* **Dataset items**
## BEGIN
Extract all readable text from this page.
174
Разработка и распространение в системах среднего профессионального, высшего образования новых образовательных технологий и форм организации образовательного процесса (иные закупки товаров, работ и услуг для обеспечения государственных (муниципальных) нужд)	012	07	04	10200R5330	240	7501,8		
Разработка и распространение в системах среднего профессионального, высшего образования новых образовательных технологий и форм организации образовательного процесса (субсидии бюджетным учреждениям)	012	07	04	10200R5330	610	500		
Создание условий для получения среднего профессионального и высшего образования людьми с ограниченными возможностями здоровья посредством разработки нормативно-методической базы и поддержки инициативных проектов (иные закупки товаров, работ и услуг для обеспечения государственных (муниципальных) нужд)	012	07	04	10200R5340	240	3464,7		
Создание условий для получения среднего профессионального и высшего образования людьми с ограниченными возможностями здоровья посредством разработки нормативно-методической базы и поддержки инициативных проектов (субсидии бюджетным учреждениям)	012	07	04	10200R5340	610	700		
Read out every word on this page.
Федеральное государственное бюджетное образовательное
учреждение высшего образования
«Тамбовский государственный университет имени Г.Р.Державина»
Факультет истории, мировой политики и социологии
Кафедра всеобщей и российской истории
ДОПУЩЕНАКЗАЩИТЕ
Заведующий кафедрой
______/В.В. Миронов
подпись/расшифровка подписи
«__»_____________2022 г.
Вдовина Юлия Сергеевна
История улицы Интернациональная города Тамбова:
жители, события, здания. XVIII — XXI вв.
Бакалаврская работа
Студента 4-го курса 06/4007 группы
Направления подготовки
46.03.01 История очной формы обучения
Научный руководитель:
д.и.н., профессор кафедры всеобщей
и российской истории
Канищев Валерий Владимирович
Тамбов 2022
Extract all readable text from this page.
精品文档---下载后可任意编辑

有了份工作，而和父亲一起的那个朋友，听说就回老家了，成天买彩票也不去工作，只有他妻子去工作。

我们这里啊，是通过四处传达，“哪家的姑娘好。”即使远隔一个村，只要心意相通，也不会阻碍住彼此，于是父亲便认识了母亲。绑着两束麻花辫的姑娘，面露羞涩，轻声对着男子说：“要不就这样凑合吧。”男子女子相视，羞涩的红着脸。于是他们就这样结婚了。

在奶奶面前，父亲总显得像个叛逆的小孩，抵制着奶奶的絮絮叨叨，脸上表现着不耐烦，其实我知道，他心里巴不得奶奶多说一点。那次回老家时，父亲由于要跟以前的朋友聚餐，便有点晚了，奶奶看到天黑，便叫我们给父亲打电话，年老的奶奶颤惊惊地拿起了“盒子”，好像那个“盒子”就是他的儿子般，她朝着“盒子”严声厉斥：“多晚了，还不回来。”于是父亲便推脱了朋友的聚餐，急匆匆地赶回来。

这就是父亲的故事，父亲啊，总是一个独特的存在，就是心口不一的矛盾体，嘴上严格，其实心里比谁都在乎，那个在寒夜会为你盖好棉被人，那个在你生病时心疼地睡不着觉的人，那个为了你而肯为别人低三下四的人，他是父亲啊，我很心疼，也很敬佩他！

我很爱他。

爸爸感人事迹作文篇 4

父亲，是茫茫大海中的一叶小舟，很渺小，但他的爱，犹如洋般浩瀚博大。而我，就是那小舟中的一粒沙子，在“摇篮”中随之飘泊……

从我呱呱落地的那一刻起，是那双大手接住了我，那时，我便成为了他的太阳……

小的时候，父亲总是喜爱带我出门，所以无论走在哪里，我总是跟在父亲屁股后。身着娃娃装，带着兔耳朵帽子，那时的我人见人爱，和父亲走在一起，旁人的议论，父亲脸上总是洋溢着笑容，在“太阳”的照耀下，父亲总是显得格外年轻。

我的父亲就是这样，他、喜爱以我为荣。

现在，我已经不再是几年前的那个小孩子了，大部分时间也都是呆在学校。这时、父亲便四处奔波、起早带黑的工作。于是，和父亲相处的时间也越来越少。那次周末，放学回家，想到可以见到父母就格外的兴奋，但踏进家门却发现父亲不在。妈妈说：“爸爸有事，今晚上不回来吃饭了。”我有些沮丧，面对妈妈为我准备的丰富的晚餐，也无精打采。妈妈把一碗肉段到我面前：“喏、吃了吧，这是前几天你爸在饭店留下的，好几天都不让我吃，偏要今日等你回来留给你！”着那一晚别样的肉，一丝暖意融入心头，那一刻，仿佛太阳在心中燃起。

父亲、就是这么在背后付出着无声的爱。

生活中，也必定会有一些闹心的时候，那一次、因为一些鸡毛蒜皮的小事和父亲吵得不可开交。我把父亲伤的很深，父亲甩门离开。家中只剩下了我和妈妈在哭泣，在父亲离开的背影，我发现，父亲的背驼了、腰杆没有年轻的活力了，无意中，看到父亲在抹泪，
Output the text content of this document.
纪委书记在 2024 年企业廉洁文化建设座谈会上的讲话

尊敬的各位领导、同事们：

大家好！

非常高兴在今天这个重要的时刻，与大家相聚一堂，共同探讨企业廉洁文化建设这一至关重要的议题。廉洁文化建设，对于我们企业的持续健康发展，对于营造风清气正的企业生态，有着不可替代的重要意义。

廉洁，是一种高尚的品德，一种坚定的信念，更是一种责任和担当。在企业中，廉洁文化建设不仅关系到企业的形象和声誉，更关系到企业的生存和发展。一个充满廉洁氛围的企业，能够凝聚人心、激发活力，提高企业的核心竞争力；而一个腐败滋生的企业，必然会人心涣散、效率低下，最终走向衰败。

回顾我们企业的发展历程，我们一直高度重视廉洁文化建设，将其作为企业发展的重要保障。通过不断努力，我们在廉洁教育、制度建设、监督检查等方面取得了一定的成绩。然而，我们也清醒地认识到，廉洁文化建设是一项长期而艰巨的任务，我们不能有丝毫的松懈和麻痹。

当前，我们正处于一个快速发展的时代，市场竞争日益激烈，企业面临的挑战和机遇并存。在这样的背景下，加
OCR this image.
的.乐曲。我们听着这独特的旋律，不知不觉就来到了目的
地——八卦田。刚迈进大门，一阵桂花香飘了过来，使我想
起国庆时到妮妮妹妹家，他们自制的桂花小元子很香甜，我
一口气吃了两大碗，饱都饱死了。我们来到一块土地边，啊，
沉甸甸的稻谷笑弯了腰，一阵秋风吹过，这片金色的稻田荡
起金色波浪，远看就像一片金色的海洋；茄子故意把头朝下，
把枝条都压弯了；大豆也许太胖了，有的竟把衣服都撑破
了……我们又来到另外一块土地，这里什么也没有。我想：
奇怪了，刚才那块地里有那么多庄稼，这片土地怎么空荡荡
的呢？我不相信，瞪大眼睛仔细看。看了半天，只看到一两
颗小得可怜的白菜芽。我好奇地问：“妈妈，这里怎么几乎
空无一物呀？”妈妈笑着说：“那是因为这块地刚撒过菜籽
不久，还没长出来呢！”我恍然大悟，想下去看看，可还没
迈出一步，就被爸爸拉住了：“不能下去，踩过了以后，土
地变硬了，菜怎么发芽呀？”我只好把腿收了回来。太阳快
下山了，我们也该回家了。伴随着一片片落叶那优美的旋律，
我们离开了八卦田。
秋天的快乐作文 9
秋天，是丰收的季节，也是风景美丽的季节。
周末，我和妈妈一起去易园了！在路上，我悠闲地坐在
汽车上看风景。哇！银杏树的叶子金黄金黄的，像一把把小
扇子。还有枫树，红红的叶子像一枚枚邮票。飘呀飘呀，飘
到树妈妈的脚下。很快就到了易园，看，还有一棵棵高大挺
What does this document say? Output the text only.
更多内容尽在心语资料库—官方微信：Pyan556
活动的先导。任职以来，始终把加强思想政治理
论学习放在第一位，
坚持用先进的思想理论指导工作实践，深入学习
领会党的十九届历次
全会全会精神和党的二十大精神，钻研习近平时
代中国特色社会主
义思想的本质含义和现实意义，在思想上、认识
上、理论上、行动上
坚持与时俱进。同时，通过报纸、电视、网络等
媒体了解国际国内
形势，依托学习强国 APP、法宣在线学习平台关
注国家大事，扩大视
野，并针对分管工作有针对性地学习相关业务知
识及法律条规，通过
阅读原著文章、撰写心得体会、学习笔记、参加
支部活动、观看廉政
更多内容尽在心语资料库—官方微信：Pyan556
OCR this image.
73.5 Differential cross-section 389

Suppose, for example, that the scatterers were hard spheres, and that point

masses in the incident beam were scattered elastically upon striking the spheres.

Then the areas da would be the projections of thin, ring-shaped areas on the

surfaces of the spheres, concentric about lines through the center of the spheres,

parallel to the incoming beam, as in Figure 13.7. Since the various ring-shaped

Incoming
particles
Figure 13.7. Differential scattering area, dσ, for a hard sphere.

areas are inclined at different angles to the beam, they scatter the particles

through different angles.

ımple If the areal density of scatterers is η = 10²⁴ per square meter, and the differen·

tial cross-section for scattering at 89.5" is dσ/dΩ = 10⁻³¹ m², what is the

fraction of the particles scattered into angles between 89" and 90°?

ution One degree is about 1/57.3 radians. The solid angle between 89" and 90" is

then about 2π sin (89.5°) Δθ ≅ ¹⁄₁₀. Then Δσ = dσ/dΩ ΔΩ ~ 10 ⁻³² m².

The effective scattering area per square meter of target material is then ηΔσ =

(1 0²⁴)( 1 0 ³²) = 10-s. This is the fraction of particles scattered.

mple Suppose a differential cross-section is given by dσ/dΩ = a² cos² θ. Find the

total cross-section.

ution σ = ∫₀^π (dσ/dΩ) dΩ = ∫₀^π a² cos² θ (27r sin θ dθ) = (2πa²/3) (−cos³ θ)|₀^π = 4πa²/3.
## END
* **Task to carry out**
State the number of lines in the preceding entries that include the word "about". Provide nothing else.

* **Solution for this task**
3